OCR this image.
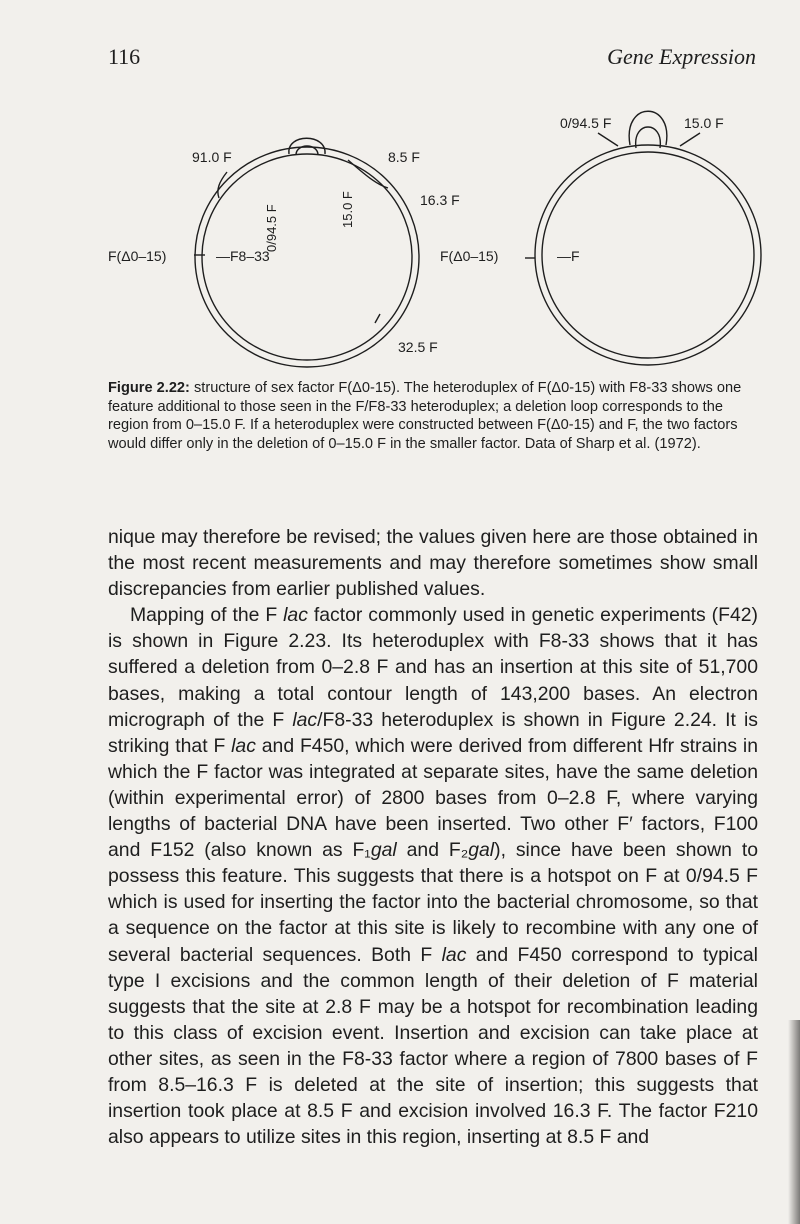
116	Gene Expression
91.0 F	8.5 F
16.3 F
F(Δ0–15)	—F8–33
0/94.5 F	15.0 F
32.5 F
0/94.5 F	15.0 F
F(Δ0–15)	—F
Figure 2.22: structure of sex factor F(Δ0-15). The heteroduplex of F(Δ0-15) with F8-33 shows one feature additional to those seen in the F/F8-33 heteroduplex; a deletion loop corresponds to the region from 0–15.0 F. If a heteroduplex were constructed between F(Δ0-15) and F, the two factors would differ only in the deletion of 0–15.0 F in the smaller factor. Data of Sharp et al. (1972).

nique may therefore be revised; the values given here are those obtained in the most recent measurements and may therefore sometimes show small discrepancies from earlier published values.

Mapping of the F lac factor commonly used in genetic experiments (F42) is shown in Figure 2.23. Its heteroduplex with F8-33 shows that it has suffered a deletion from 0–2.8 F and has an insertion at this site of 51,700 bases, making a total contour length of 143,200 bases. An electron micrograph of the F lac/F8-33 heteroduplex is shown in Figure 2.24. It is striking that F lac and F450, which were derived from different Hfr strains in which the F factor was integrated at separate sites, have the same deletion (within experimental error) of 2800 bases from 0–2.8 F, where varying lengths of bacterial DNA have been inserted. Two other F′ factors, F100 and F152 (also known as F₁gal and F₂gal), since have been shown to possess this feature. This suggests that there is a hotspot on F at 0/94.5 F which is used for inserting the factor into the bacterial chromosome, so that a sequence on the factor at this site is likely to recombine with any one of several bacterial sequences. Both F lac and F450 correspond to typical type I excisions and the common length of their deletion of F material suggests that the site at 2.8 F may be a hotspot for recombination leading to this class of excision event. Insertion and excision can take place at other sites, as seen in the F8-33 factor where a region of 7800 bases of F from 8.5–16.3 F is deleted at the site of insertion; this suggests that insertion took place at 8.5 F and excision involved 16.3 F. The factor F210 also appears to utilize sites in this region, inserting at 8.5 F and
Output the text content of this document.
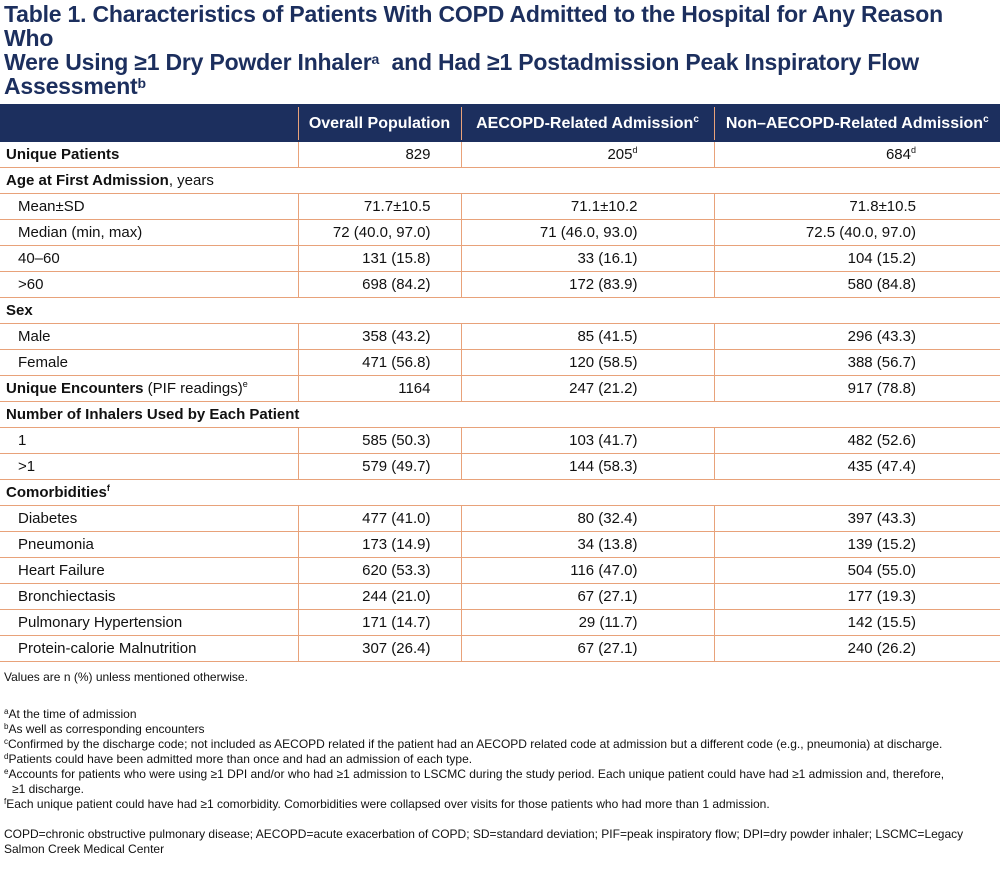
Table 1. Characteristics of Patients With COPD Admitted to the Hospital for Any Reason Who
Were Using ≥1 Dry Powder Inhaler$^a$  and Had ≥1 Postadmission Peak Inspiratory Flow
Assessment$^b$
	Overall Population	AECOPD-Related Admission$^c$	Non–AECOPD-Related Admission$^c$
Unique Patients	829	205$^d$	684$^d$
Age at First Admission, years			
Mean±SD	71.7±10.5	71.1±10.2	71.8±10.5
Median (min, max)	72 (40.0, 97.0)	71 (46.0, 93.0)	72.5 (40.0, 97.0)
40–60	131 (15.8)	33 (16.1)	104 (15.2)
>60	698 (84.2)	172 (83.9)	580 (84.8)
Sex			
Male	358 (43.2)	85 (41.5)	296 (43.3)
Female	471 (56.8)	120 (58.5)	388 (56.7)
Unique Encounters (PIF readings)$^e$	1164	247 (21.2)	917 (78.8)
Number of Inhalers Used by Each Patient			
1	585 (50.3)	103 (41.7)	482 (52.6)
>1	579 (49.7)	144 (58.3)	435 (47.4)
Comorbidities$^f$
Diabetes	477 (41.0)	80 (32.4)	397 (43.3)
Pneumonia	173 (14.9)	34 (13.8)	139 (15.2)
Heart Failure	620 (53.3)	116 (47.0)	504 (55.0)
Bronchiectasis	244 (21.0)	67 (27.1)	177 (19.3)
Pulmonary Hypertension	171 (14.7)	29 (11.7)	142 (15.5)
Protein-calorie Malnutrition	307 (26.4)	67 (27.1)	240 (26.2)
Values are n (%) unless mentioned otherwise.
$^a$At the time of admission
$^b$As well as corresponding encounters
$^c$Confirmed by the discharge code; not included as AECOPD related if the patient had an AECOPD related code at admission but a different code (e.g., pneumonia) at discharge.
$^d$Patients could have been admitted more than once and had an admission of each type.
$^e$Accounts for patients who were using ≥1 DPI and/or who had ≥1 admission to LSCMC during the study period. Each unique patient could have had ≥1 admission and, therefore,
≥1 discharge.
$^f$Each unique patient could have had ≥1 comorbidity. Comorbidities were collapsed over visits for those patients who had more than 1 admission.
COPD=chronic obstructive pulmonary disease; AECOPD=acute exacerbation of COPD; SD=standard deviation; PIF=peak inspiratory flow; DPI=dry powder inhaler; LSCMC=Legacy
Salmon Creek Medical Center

## WHAT THE TASK REQUIRES
Print all the records again exactly; do not include any picture.

## EXPECTED OUTPUT
OCR this image.
116	Gene Expression
91.0 F	8.5 F
16.3 F
F(Δ0–15)	—F8–33
0/94.5 F	15.0 F
32.5 F
0/94.5 F	15.0 F
F(Δ0–15)	—F
Figure 2.22: structure of sex factor F(Δ0-15). The heteroduplex of F(Δ0-15) with F8-33 shows one feature additional to those seen in the F/F8-33 heteroduplex; a deletion loop corresponds to the region from 0–15.0 F. If a heteroduplex were constructed between F(Δ0-15) and F, the two factors would differ only in the deletion of 0–15.0 F in the smaller factor. Data of Sharp et al. (1972).

nique may therefore be revised; the values given here are those obtained in the most recent measurements and may therefore sometimes show small discrepancies from earlier published values.

Mapping of the F lac factor commonly used in genetic experiments (F42) is shown in Figure 2.23. Its heteroduplex with F8-33 shows that it has suffered a deletion from 0–2.8 F and has an insertion at this site of 51,700 bases, making a total contour length of 143,200 bases. An electron micrograph of the F lac/F8-33 heteroduplex is shown in Figure 2.24. It is striking that F lac and F450, which were derived from different Hfr strains in which the F factor was integrated at separate sites, have the same deletion (within experimental error) of 2800 bases from 0–2.8 F, where varying lengths of bacterial DNA have been inserted. Two other F′ factors, F100 and F152 (also known as F₁gal and F₂gal), since have been shown to possess this feature. This suggests that there is a hotspot on F at 0/94.5 F which is used for inserting the factor into the bacterial chromosome, so that a sequence on the factor at this site is likely to recombine with any one of several bacterial sequences. Both F lac and F450 correspond to typical type I excisions and the common length of their deletion of F material suggests that the site at 2.8 F may be a hotspot for recombination leading to this class of excision event. Insertion and excision can take place at other sites, as seen in the F8-33 factor where a region of 7800 bases of F from 8.5–16.3 F is deleted at the site of insertion; this suggests that insertion took place at 8.5 F and excision involved 16.3 F. The factor F210 also appears to utilize sites in this region, inserting at 8.5 F and
Output the text content of this document.
Table 1. Characteristics of Patients With COPD Admitted to the Hospital for Any Reason Who
Were Using ≥1 Dry Powder Inhaler$^a$  and Had ≥1 Postadmission Peak Inspiratory Flow
Assessment$^b$
	Overall Population	AECOPD-Related Admission$^c$	Non–AECOPD-Related Admission$^c$
Unique Patients	829	205$^d$	684$^d$
Age at First Admission, years			
Mean±SD	71.7±10.5	71.1±10.2	71.8±10.5
Median (min, max)	72 (40.0, 97.0)	71 (46.0, 93.0)	72.5 (40.0, 97.0)
40–60	131 (15.8)	33 (16.1)	104 (15.2)
>60	698 (84.2)	172 (83.9)	580 (84.8)
Sex			
Male	358 (43.2)	85 (41.5)	296 (43.3)
Female	471 (56.8)	120 (58.5)	388 (56.7)
Unique Encounters (PIF readings)$^e$	1164	247 (21.2)	917 (78.8)
Number of Inhalers Used by Each Patient			
1	585 (50.3)	103 (41.7)	482 (52.6)
>1	579 (49.7)	144 (58.3)	435 (47.4)
Comorbidities$^f$
Diabetes	477 (41.0)	80 (32.4)	397 (43.3)
Pneumonia	173 (14.9)	34 (13.8)	139 (15.2)
Heart Failure	620 (53.3)	116 (47.0)	504 (55.0)
Bronchiectasis	244 (21.0)	67 (27.1)	177 (19.3)
Pulmonary Hypertension	171 (14.7)	29 (11.7)	142 (15.5)
Protein-calorie Malnutrition	307 (26.4)	67 (27.1)	240 (26.2)
Values are n (%) unless mentioned otherwise.
$^a$At the time of admission
$^b$As well as corresponding encounters
$^c$Confirmed by the discharge code; not included as AECOPD related if the patient had an AECOPD related code at admission but a different code (e.g., pneumonia) at discharge.
$^d$Patients could have been admitted more than once and had an admission of each type.
$^e$Accounts for patients who were using ≥1 DPI and/or who had ≥1 admission to LSCMC during the study period. Each unique patient could have had ≥1 admission and, therefore,
≥1 discharge.
$^f$Each unique patient could have had ≥1 comorbidity. Comorbidities were collapsed over visits for those patients who had more than 1 admission.
COPD=chronic obstructive pulmonary disease; AECOPD=acute exacerbation of COPD; SD=standard deviation; PIF=peak inspiratory flow; DPI=dry powder inhaler; LSCMC=Legacy
Salmon Creek Medical Center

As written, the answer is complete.